→ Job: Copy every line of the data exactly, leaving nothing out.

□ □ □ □ □

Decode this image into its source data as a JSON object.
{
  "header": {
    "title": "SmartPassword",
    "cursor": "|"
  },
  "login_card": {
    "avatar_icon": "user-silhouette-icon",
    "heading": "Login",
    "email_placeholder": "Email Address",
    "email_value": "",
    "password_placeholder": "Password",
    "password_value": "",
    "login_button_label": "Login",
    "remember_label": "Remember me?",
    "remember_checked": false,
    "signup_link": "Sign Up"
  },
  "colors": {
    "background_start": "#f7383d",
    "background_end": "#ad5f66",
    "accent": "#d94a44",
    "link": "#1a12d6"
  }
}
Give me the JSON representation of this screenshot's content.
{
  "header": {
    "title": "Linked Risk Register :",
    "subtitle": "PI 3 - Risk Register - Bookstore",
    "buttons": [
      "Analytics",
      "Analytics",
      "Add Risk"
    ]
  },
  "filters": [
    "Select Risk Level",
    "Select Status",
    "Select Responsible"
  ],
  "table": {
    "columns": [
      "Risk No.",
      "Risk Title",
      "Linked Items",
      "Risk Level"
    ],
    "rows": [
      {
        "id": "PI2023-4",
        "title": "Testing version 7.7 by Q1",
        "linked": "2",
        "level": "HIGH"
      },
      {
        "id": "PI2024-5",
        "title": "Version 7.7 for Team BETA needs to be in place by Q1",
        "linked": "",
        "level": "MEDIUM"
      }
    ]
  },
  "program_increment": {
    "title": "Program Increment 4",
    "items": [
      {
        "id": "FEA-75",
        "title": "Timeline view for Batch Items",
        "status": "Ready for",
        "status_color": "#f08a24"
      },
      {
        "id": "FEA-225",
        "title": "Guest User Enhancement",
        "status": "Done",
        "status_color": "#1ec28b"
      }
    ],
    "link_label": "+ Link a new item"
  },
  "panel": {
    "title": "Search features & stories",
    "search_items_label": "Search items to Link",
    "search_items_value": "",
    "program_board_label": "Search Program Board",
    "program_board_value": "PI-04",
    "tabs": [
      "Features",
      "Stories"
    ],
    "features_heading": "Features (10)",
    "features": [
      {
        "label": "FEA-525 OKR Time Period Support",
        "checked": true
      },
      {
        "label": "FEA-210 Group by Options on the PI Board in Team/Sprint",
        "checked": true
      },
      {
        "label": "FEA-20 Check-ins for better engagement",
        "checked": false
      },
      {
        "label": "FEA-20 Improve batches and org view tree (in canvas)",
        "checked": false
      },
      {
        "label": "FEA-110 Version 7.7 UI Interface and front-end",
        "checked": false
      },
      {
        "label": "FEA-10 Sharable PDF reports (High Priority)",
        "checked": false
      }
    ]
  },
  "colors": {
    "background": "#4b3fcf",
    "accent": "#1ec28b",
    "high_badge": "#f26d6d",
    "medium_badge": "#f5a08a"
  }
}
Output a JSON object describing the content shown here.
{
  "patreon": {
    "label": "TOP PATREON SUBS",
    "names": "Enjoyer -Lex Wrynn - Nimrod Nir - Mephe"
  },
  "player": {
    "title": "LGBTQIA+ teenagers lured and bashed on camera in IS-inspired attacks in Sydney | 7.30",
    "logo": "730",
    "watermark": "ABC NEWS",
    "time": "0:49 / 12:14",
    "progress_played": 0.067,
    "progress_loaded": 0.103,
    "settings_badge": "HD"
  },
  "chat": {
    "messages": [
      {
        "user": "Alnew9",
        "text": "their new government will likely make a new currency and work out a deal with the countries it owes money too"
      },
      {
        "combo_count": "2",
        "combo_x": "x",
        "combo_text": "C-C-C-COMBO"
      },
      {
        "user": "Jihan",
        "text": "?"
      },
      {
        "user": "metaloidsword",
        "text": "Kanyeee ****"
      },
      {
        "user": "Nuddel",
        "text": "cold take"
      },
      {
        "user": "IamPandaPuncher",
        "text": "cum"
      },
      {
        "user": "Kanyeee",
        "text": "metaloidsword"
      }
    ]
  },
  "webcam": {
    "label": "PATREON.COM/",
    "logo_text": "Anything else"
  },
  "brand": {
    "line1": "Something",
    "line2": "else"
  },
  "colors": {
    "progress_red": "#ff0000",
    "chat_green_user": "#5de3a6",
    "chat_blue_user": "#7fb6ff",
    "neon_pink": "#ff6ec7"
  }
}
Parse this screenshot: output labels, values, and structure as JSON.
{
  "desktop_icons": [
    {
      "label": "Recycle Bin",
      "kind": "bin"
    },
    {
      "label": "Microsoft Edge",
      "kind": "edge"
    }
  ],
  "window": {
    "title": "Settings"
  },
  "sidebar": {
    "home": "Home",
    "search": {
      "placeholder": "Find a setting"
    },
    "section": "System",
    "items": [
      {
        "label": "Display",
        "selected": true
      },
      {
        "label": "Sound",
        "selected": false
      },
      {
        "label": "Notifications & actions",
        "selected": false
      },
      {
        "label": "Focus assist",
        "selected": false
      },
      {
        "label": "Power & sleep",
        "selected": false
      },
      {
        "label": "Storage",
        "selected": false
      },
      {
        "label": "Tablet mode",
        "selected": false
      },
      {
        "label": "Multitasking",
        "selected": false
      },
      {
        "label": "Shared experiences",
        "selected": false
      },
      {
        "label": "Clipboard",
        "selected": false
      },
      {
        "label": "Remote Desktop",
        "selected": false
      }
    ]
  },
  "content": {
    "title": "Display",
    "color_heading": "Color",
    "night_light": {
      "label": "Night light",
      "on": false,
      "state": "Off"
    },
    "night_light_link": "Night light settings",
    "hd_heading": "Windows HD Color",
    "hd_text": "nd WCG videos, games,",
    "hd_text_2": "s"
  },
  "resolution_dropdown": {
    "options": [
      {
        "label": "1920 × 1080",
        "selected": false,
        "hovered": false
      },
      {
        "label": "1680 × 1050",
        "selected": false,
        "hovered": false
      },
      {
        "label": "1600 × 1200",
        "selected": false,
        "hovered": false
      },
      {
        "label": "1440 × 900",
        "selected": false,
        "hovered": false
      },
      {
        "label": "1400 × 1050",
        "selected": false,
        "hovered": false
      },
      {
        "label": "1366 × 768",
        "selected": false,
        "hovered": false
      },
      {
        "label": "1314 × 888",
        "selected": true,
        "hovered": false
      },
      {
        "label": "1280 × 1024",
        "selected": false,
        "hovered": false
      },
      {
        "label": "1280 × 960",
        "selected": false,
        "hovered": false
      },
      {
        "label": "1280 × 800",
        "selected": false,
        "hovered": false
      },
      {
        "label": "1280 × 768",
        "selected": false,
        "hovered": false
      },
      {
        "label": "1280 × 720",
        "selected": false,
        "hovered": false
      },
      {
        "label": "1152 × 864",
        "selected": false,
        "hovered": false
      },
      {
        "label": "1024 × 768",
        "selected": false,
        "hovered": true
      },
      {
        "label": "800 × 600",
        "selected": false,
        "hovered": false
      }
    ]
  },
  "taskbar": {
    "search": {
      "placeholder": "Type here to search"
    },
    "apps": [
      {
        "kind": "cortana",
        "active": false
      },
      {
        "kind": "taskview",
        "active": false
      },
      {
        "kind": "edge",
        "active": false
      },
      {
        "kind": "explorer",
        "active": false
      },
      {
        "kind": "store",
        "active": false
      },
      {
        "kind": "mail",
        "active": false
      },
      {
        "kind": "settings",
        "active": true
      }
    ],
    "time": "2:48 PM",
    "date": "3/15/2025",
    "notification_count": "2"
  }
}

□ □ □ □ □

→ Response to the exercise:
Decode this image into its source data as a JSON object.
{
  "header": {
    "title": "SmartPassword",
    "cursor": "|"
  },
  "login_card": {
    "avatar_icon": "user-silhouette-icon",
    "heading": "Login",
    "email_placeholder": "Email Address",
    "email_value": "",
    "password_placeholder": "Password",
    "password_value": "",
    "login_button_label": "Login",
    "remember_label": "Remember me?",
    "remember_checked": false,
    "signup_link": "Sign Up"
  },
  "colors": {
    "background_start": "#f7383d",
    "background_end": "#ad5f66",
    "accent": "#d94a44",
    "link": "#1a12d6"
  }
}
Give me the JSON representation of this screenshot's content.
{
  "header": {
    "title": "Linked Risk Register :",
    "subtitle": "PI 3 - Risk Register - Bookstore",
    "buttons": [
      "Analytics",
      "Analytics",
      "Add Risk"
    ]
  },
  "filters": [
    "Select Risk Level",
    "Select Status",
    "Select Responsible"
  ],
  "table": {
    "columns": [
      "Risk No.",
      "Risk Title",
      "Linked Items",
      "Risk Level"
    ],
    "rows": [
      {
        "id": "PI2023-4",
        "title": "Testing version 7.7 by Q1",
        "linked": "2",
        "level": "HIGH"
      },
      {
        "id": "PI2024-5",
        "title": "Version 7.7 for Team BETA needs to be in place by Q1",
        "linked": "",
        "level": "MEDIUM"
      }
    ]
  },
  "program_increment": {
    "title": "Program Increment 4",
    "items": [
      {
        "id": "FEA-75",
        "title": "Timeline view for Batch Items",
        "status": "Ready for",
        "status_color": "#f08a24"
      },
      {
        "id": "FEA-225",
        "title": "Guest User Enhancement",
        "status": "Done",
        "status_color": "#1ec28b"
      }
    ],
    "link_label": "+ Link a new item"
  },
  "panel": {
    "title": "Search features & stories",
    "search_items_label": "Search items to Link",
    "search_items_value": "",
    "program_board_label": "Search Program Board",
    "program_board_value": "PI-04",
    "tabs": [
      "Features",
      "Stories"
    ],
    "features_heading": "Features (10)",
    "features": [
      {
        "label": "FEA-525 OKR Time Period Support",
        "checked": true
      },
      {
        "label": "FEA-210 Group by Options on the PI Board in Team/Sprint",
        "checked": true
      },
      {
        "label": "FEA-20 Check-ins for better engagement",
        "checked": false
      },
      {
        "label": "FEA-20 Improve batches and org view tree (in canvas)",
        "checked": false
      },
      {
        "label": "FEA-110 Version 7.7 UI Interface and front-end",
        "checked": false
      },
      {
        "label": "FEA-10 Sharable PDF reports (High Priority)",
        "checked": false
      }
    ]
  },
  "colors": {
    "background": "#4b3fcf",
    "accent": "#1ec28b",
    "high_badge": "#f26d6d",
    "medium_badge": "#f5a08a"
  }
}
Output a JSON object describing the content shown here.
{
  "patreon": {
    "label": "TOP PATREON SUBS",
    "names": "Enjoyer -Lex Wrynn - Nimrod Nir - Mephe"
  },
  "player": {
    "title": "LGBTQIA+ teenagers lured and bashed on camera in IS-inspired attacks in Sydney | 7.30",
    "logo": "730",
    "watermark": "ABC NEWS",
    "time": "0:49 / 12:14",
    "progress_played": 0.067,
    "progress_loaded": 0.103,
    "settings_badge": "HD"
  },
  "chat": {
    "messages": [
      {
        "user": "Alnew9",
        "text": "their new government will likely make a new currency and work out a deal with the countries it owes money too"
      },
      {
        "combo_count": "2",
        "combo_x": "x",
        "combo_text": "C-C-C-COMBO"
      },
      {
        "user": "Jihan",
        "text": "?"
      },
      {
        "user": "metaloidsword",
        "text": "Kanyeee ****"
      },
      {
        "user": "Nuddel",
        "text": "cold take"
      },
      {
        "user": "IamPandaPuncher",
        "text": "cum"
      },
      {
        "user": "Kanyeee",
        "text": "metaloidsword"
      }
    ]
  },
  "webcam": {
    "label": "PATREON.COM/",
    "logo_text": "Anything else"
  },
  "brand": {
    "line1": "Something",
    "line2": "else"
  },
  "colors": {
    "progress_red": "#ff0000",
    "chat_green_user": "#5de3a6",
    "chat_blue_user": "#7fb6ff",
    "neon_pink": "#ff6ec7"
  }
}
Parse this screenshot: output labels, values, and structure as JSON.
{
  "desktop_icons": [
    {
      "label": "Recycle Bin",
      "kind": "bin"
    },
    {
      "label": "Microsoft Edge",
      "kind": "edge"
    }
  ],
  "window": {
    "title": "Settings"
  },
  "sidebar": {
    "home": "Home",
    "search": {
      "placeholder": "Find a setting"
    },
    "section": "System",
    "items": [
      {
        "label": "Display",
        "selected": true
      },
      {
        "label": "Sound",
        "selected": false
      },
      {
        "label": "Notifications & actions",
        "selected": false
      },
      {
        "label": "Focus assist",
        "selected": false
      },
      {
        "label": "Power & sleep",
        "selected": false
      },
      {
        "label": "Storage",
        "selected": false
      },
      {
        "label": "Tablet mode",
        "selected": false
      },
      {
        "label": "Multitasking",
        "selected": false
      },
      {
        "label": "Shared experiences",
        "selected": false
      },
      {
        "label": "Clipboard",
        "selected": false
      },
      {
        "label": "Remote Desktop",
        "selected": false
      }
    ]
  },
  "content": {
    "title": "Display",
    "color_heading": "Color",
    "night_light": {
      "label": "Night light",
      "on": false,
      "state": "Off"
    },
    "night_light_link": "Night light settings",
    "hd_heading": "Windows HD Color",
    "hd_text": "nd WCG videos, games,",
    "hd_text_2": "s"
  },
  "resolution_dropdown": {
    "options": [
      {
        "label": "1920 × 1080",
        "selected": false,
        "hovered": false
      },
      {
        "label": "1680 × 1050",
        "selected": false,
        "hovered": false
      },
      {
        "label": "1600 × 1200",
        "selected": false,
        "hovered": false
      },
      {
        "label": "1440 × 900",
        "selected": false,
        "hovered": false
      },
      {
        "label": "1400 × 1050",
        "selected": false,
        "hovered": false
      },
      {
        "label": "1366 × 768",
        "selected": false,
        "hovered": false
      },
      {
        "label": "1314 × 888",
        "selected": true,
        "hovered": false
      },
      {
        "label": "1280 × 1024",
        "selected": false,
        "hovered": false
      },
      {
        "label": "1280 × 960",
        "selected": false,
        "hovered": false
      },
      {
        "label": "1280 × 800",
        "selected": false,
        "hovered": false
      },
      {
        "label": "1280 × 768",
        "selected": false,
        "hovered": false
      },
      {
        "label": "1280 × 720",
        "selected": false,
        "hovered": false
      },
      {
        "label": "1152 × 864",
        "selected": false,
        "hovered": false
      },
      {
        "label": "1024 × 768",
        "selected": false,
        "hovered": true
      },
      {
        "label": "800 × 600",
        "selected": false,
        "hovered": false
      }
    ]
  },
  "taskbar": {
    "search": {
      "placeholder": "Type here to search"
    },
    "apps": [
      {
        "kind": "cortana",
        "active": false
      },
      {
        "kind": "taskview",
        "active": false
      },
      {
        "kind": "edge",
        "active": false
      },
      {
        "kind": "explorer",
        "active": false
      },
      {
        "kind": "store",
        "active": false
      },
      {
        "kind": "mail",
        "active": false
      },
      {
        "kind": "settings",
        "active": true
      }
    ],
    "time": "2:48 PM",
    "date": "3/15/2025",
    "notification_count": "2"
  }
}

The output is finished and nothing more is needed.